> [RECORD EXCERPTS]

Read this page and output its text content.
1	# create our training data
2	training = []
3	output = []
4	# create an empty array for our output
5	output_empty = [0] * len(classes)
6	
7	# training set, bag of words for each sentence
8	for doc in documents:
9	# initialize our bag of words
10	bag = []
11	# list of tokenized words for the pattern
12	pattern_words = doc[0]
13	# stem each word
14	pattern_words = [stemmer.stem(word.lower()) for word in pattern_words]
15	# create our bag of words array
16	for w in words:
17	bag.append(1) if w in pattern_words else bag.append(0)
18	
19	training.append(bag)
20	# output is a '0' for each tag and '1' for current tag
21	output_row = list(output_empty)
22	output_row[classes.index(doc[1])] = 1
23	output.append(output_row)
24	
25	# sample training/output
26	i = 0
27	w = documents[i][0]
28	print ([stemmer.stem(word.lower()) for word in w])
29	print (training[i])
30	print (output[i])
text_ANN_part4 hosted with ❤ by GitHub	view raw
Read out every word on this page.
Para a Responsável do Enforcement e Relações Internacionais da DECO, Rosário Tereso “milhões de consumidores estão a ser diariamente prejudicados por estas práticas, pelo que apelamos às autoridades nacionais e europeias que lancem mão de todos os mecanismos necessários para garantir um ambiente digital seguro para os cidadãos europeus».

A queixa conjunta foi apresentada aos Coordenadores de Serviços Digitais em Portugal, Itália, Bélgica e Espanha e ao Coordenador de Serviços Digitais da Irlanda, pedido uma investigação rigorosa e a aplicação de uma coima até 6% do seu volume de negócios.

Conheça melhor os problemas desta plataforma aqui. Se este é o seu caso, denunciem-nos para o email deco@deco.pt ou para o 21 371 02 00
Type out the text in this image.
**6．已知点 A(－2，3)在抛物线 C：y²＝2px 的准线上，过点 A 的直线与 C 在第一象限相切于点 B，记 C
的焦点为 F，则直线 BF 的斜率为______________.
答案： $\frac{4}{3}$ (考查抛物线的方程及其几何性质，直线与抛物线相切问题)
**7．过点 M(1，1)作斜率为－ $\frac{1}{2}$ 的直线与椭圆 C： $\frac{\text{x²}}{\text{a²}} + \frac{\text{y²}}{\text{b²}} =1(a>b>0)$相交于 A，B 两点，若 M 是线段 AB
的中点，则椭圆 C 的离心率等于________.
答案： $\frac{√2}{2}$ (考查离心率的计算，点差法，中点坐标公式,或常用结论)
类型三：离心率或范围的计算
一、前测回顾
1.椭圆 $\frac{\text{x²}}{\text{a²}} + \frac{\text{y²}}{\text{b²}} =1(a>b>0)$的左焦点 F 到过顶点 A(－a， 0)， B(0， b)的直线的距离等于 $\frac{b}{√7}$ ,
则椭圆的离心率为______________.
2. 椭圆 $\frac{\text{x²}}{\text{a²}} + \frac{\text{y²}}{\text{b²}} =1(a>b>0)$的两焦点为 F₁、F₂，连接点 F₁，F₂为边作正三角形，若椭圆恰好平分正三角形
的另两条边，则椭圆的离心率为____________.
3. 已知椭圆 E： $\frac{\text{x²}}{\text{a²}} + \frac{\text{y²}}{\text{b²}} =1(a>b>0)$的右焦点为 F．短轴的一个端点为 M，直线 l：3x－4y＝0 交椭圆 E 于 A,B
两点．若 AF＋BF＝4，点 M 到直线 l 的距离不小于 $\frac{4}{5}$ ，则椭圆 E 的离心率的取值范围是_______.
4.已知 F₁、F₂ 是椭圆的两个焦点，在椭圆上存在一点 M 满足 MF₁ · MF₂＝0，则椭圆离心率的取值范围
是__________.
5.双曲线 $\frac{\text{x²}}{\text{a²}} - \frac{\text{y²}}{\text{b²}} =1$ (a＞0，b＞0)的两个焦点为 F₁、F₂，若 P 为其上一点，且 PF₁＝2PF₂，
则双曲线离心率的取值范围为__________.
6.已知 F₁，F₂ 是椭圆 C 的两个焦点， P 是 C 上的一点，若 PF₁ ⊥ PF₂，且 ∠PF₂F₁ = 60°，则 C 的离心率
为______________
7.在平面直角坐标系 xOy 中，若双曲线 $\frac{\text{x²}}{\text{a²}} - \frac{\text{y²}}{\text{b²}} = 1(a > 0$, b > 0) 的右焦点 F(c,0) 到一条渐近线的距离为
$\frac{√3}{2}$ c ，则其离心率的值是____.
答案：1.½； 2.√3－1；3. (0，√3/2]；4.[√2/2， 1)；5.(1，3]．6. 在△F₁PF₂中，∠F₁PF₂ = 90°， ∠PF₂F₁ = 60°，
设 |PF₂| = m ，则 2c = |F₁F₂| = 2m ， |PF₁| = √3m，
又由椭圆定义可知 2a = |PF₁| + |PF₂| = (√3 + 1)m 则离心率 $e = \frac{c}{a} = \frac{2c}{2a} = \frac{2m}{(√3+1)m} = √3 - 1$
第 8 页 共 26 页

> [EXERCISE DETAILS] Every entry must be quoted exactly as it appears above.

> [SOLVED PROBLEM]
Read this page and output its text content.
1	# create our training data
2	training = []
3	output = []
4	# create an empty array for our output
5	output_empty = [0] * len(classes)
6	
7	# training set, bag of words for each sentence
8	for doc in documents:
9	# initialize our bag of words
10	bag = []
11	# list of tokenized words for the pattern
12	pattern_words = doc[0]
13	# stem each word
14	pattern_words = [stemmer.stem(word.lower()) for word in pattern_words]
15	# create our bag of words array
16	for w in words:
17	bag.append(1) if w in pattern_words else bag.append(0)
18	
19	training.append(bag)
20	# output is a '0' for each tag and '1' for current tag
21	output_row = list(output_empty)
22	output_row[classes.index(doc[1])] = 1
23	output.append(output_row)
24	
25	# sample training/output
26	i = 0
27	w = documents[i][0]
28	print ([stemmer.stem(word.lower()) for word in w])
29	print (training[i])
30	print (output[i])
text_ANN_part4 hosted with ❤ by GitHub	view raw
Read out every word on this page.
Para a Responsável do Enforcement e Relações Internacionais da DECO, Rosário Tereso “milhões de consumidores estão a ser diariamente prejudicados por estas práticas, pelo que apelamos às autoridades nacionais e europeias que lancem mão de todos os mecanismos necessários para garantir um ambiente digital seguro para os cidadãos europeus».

A queixa conjunta foi apresentada aos Coordenadores de Serviços Digitais em Portugal, Itália, Bélgica e Espanha e ao Coordenador de Serviços Digitais da Irlanda, pedido uma investigação rigorosa e a aplicação de uma coima até 6% do seu volume de negócios.

Conheça melhor os problemas desta plataforma aqui. Se este é o seu caso, denunciem-nos para o email deco@deco.pt ou para o 21 371 02 00
Type out the text in this image.
**6．已知点 A(－2，3)在抛物线 C：y²＝2px 的准线上，过点 A 的直线与 C 在第一象限相切于点 B，记 C
的焦点为 F，则直线 BF 的斜率为______________.
答案： $\frac{4}{3}$ (考查抛物线的方程及其几何性质，直线与抛物线相切问题)
**7．过点 M(1，1)作斜率为－ $\frac{1}{2}$ 的直线与椭圆 C： $\frac{\text{x²}}{\text{a²}} + \frac{\text{y²}}{\text{b²}} =1(a>b>0)$相交于 A，B 两点，若 M 是线段 AB
的中点，则椭圆 C 的离心率等于________.
答案： $\frac{√2}{2}$ (考查离心率的计算，点差法，中点坐标公式,或常用结论)
类型三：离心率或范围的计算
一、前测回顾
1.椭圆 $\frac{\text{x²}}{\text{a²}} + \frac{\text{y²}}{\text{b²}} =1(a>b>0)$的左焦点 F 到过顶点 A(－a， 0)， B(0， b)的直线的距离等于 $\frac{b}{√7}$ ,
则椭圆的离心率为______________.
2. 椭圆 $\frac{\text{x²}}{\text{a²}} + \frac{\text{y²}}{\text{b²}} =1(a>b>0)$的两焦点为 F₁、F₂，连接点 F₁，F₂为边作正三角形，若椭圆恰好平分正三角形
的另两条边，则椭圆的离心率为____________.
3. 已知椭圆 E： $\frac{\text{x²}}{\text{a²}} + \frac{\text{y²}}{\text{b²}} =1(a>b>0)$的右焦点为 F．短轴的一个端点为 M，直线 l：3x－4y＝0 交椭圆 E 于 A,B
两点．若 AF＋BF＝4，点 M 到直线 l 的距离不小于 $\frac{4}{5}$ ，则椭圆 E 的离心率的取值范围是_______.
4.已知 F₁、F₂ 是椭圆的两个焦点，在椭圆上存在一点 M 满足 MF₁ · MF₂＝0，则椭圆离心率的取值范围
是__________.
5.双曲线 $\frac{\text{x²}}{\text{a²}} - \frac{\text{y²}}{\text{b²}} =1$ (a＞0，b＞0)的两个焦点为 F₁、F₂，若 P 为其上一点，且 PF₁＝2PF₂，
则双曲线离心率的取值范围为__________.
6.已知 F₁，F₂ 是椭圆 C 的两个焦点， P 是 C 上的一点，若 PF₁ ⊥ PF₂，且 ∠PF₂F₁ = 60°，则 C 的离心率
为______________
7.在平面直角坐标系 xOy 中，若双曲线 $\frac{\text{x²}}{\text{a²}} - \frac{\text{y²}}{\text{b²}} = 1(a > 0$, b > 0) 的右焦点 F(c,0) 到一条渐近线的距离为
$\frac{√3}{2}$ c ，则其离心率的值是____.
答案：1.½； 2.√3－1；3. (0，√3/2]；4.[√2/2， 1)；5.(1，3]．6. 在△F₁PF₂中，∠F₁PF₂ = 90°， ∠PF₂F₁ = 60°，
设 |PF₂| = m ，则 2c = |F₁F₂| = 2m ， |PF₁| = √3m，
又由椭圆定义可知 2a = |PF₁| + |PF₂| = (√3 + 1)m 则离心率 $e = \frac{c}{a} = \frac{2c}{2a} = \frac{2m}{(√3+1)m} = √3 - 1$
第 8 页 共 26 页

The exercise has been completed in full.